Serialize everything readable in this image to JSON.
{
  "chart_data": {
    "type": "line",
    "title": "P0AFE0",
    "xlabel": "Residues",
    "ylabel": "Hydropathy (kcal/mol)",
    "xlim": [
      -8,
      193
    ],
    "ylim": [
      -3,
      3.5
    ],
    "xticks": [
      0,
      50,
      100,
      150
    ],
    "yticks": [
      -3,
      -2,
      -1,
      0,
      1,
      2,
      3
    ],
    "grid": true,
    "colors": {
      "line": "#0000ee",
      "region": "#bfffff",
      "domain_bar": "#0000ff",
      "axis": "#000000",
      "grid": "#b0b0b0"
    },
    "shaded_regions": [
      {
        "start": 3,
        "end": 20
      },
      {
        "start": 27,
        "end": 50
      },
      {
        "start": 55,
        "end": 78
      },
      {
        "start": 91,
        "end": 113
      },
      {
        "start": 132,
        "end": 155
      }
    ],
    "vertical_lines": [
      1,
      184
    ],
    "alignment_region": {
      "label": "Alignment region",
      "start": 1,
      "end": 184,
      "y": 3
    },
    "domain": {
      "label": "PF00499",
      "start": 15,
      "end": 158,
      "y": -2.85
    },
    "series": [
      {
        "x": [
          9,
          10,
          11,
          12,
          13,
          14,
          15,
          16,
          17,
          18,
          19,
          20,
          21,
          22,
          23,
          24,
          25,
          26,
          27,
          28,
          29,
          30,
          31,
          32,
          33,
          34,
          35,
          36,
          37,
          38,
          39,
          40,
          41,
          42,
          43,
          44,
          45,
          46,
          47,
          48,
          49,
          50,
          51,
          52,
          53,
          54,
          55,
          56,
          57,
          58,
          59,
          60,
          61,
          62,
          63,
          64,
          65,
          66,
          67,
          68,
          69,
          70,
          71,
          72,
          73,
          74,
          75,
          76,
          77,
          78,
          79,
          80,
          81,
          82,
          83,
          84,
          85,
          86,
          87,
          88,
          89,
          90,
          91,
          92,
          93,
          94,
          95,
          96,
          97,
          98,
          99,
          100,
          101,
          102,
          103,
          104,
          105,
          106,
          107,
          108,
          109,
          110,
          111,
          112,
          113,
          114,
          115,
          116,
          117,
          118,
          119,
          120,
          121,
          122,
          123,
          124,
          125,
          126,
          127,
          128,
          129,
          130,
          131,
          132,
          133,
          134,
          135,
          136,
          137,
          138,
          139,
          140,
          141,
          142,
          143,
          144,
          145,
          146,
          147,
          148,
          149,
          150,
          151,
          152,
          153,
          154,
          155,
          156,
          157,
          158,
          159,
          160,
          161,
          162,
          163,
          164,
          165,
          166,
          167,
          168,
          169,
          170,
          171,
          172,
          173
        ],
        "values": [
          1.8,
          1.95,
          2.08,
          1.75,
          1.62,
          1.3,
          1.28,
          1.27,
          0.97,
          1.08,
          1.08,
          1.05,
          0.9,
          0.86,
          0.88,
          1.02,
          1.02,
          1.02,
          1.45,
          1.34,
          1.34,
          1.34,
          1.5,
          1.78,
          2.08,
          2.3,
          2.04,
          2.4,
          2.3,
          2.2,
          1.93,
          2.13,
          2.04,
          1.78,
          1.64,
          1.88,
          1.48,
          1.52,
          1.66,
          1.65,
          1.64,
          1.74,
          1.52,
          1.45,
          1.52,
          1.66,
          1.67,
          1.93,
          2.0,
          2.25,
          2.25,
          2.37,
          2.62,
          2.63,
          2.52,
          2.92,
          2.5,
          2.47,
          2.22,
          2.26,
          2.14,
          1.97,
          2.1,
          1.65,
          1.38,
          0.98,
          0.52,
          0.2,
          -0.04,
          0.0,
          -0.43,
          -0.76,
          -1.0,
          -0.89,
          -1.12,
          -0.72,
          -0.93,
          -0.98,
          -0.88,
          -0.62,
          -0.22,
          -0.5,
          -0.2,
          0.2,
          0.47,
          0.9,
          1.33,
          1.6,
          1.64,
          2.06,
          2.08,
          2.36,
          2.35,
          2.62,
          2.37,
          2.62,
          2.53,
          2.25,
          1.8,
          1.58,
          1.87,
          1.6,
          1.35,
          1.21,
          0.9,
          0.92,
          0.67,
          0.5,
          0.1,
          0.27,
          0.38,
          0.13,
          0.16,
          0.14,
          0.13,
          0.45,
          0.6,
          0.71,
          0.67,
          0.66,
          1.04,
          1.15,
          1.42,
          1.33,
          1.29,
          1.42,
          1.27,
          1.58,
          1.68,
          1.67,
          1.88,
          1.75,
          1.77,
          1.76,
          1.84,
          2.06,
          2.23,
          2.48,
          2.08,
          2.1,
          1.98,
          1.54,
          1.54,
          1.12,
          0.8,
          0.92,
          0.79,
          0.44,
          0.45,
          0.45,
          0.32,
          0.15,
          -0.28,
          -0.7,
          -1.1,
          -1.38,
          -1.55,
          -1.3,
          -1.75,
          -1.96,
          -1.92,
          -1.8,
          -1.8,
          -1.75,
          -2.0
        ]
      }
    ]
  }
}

------------------------

Goal of the exercise: Determine the number of lines in the records that include the string "start", and respond with that number only.

Answer in full: 7